■ Challenge
Format every line of the item below as a JSON list of strings, one string per line, leaving out any blank lines.

◆ ◆ ◆ ◆ ◆ ◆ ◆

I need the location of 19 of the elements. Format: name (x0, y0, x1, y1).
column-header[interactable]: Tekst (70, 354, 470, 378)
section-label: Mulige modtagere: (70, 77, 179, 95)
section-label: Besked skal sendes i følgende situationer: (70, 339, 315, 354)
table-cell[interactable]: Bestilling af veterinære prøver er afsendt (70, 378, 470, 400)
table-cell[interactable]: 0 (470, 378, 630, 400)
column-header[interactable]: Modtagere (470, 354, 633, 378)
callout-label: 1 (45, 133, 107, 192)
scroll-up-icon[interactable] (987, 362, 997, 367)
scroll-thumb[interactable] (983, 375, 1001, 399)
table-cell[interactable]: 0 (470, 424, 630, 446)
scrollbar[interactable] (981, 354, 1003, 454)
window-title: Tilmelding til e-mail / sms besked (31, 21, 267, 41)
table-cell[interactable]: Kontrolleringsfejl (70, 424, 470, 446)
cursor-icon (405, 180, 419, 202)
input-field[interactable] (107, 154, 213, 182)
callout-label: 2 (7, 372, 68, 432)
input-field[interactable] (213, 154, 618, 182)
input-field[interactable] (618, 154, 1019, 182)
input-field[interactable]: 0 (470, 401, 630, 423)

◆ ◆ ◆ ◆ ◆ ◆ ◆

■ Answer for this exercise
[
  "I need the location of 19 of the elements. Format: name (x0, y0, x1, y1).",
  "column-header[interactable]: Tekst (70, 354, 470, 378)",
  "section-label: Mulige modtagere: (70, 77, 179, 95)",
  "section-label: Besked skal sendes i følgende situationer: (70, 339, 315, 354)",
  "table-cell[interactable]: Bestilling af veterinære prøver er afsendt (70, 378, 470, 400)",
  "table-cell[interactable]: 0 (470, 378, 630, 400)",
  "column-header[interactable]: Modtagere (470, 354, 633, 378)",
  "callout-label: 1 (45, 133, 107, 192)",
  "scroll-up-icon[interactable] (987, 362, 997, 367)",
  "scroll-thumb[interactable] (983, 375, 1001, 399)",
  "table-cell[interactable]: 0 (470, 424, 630, 446)",
  "scrollbar[interactable] (981, 354, 1003, 454)",
  "window-title: Tilmelding til e-mail / sms besked (31, 21, 267, 41)",
  "table-cell[interactable]: Kontrolleringsfejl (70, 424, 470, 446)",
  "cursor-icon (405, 180, 419, 202)",
  "input-field[interactable] (107, 154, 213, 182)",
  "callout-label: 2 (7, 372, 68, 432)",
  "input-field[interactable] (213, 154, 618, 182)",
  "input-field[interactable] (618, 154, 1019, 182)",
  "input-field[interactable]: 0 (470, 401, 630, 423)"
]